Records excerpted from a collection
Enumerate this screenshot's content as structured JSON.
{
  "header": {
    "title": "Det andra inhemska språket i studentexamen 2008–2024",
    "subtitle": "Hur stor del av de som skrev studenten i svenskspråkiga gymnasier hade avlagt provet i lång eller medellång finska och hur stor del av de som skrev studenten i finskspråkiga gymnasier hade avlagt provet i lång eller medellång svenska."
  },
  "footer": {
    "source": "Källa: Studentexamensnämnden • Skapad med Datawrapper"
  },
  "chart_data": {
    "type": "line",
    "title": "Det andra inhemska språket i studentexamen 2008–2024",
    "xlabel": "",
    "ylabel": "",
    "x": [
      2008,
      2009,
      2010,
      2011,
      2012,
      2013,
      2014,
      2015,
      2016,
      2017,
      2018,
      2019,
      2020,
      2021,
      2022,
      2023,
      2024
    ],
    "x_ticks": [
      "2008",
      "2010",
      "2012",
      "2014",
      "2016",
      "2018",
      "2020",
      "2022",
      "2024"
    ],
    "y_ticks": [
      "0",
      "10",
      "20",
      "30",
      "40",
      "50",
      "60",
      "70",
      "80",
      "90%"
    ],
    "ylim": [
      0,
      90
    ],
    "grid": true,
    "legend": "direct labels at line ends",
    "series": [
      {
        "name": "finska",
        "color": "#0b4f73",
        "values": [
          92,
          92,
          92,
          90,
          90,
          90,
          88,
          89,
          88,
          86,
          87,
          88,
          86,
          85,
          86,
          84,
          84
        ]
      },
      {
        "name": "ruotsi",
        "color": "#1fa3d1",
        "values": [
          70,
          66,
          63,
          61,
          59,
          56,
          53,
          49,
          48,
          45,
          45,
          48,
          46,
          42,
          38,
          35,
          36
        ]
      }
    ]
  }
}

DIRECTIONS:
Reproduce the full listing exactly.

SOLUTION FOR THIS TASK:
Enumerate this screenshot's content as structured JSON.
{
  "header": {
    "title": "Det andra inhemska språket i studentexamen 2008–2024",
    "subtitle": "Hur stor del av de som skrev studenten i svenskspråkiga gymnasier hade avlagt provet i lång eller medellång finska och hur stor del av de som skrev studenten i finskspråkiga gymnasier hade avlagt provet i lång eller medellång svenska."
  },
  "footer": {
    "source": "Källa: Studentexamensnämnden • Skapad med Datawrapper"
  },
  "chart_data": {
    "type": "line",
    "title": "Det andra inhemska språket i studentexamen 2008–2024",
    "xlabel": "",
    "ylabel": "",
    "x": [
      2008,
      2009,
      2010,
      2011,
      2012,
      2013,
      2014,
      2015,
      2016,
      2017,
      2018,
      2019,
      2020,
      2021,
      2022,
      2023,
      2024
    ],
    "x_ticks": [
      "2008",
      "2010",
      "2012",
      "2014",
      "2016",
      "2018",
      "2020",
      "2022",
      "2024"
    ],
    "y_ticks": [
      "0",
      "10",
      "20",
      "30",
      "40",
      "50",
      "60",
      "70",
      "80",
      "90%"
    ],
    "ylim": [
      0,
      90
    ],
    "grid": true,
    "legend": "direct labels at line ends",
    "series": [
      {
        "name": "finska",
        "color": "#0b4f73",
        "values": [
          92,
          92,
          92,
          90,
          90,
          90,
          88,
          89,
          88,
          86,
          87,
          88,
          86,
          85,
          86,
          84,
          84
        ]
      },
      {
        "name": "ruotsi",
        "color": "#1fa3d1",
        "values": [
          70,
          66,
          63,
          61,
          59,
          56,
          53,
          49,
          48,
          45,
          45,
          48,
          46,
          42,
          38,
          35,
          36
        ]
      }
    ]
  }
}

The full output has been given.